### Extrait du document
Ziauddin Sardar, islamologue britannique d’origine pakistanaise.

on PalestineThinkTank.com, 31 juillet 2009

http://palestinethinktank.com/2009/07/31/ziauddin-sardar-the-erasure-of-islam-introduction-by-gilad-atzmon/ 

Après environ dix ans de recherches en matière d’idéologie et d’identité juives, j’en suis arrivé à la conclusion que l’identité juive, la politique juive  et l’idéologie juive peuvent être comprises comme différentes manifestations du narcissisme.

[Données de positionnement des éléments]

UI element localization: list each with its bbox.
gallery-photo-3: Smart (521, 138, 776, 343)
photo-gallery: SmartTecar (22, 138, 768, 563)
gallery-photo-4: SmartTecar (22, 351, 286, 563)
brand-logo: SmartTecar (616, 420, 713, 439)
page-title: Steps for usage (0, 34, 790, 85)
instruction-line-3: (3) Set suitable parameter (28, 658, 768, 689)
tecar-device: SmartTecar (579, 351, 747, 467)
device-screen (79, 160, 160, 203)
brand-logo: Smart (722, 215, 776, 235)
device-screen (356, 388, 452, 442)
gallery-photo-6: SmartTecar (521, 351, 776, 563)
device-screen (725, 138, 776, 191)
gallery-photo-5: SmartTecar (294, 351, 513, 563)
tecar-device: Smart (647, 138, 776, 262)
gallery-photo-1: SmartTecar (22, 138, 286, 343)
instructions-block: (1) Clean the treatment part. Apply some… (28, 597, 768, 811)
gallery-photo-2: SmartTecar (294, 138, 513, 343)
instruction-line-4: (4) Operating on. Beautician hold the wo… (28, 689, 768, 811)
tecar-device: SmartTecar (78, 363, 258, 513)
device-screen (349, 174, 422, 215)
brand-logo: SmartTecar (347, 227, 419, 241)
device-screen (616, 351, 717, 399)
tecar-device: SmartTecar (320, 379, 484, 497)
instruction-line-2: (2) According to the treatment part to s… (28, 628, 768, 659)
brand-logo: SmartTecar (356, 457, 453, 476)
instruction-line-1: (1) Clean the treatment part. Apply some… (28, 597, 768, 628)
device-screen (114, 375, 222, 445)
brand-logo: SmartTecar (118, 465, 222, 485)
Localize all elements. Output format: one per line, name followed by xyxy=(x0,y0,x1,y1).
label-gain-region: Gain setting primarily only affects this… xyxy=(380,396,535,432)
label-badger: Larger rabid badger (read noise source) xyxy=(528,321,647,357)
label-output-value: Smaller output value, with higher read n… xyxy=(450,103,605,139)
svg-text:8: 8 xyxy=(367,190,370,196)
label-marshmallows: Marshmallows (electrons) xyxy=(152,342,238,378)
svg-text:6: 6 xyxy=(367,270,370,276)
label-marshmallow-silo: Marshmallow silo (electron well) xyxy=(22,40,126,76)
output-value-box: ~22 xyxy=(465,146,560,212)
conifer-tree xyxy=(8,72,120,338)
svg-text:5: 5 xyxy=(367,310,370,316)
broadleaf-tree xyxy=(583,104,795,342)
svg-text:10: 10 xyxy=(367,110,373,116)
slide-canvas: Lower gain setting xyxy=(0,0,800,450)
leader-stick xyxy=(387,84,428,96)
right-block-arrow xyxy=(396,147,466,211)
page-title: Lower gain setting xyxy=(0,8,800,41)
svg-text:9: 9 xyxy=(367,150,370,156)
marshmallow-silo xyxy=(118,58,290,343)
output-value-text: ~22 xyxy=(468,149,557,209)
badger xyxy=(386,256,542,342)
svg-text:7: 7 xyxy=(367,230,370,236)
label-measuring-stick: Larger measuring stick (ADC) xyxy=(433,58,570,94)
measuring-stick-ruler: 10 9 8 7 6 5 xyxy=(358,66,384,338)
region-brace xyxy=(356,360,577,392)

### Énoncé
D'après l'extrait du document :
1. Comment Ziauddin Sardar est-il présenté ?
2. Sur quel site et à quelle date le texte a-t-il été publié ?
3. Combien d'années de recherches sont mentionnées ?

### Solution
1. Comme un islamologue britannique d'origine pakistanaise.
2. Sur PalestineThinkTank.com, le 31 juillet 2009.
3. Environ dix ans.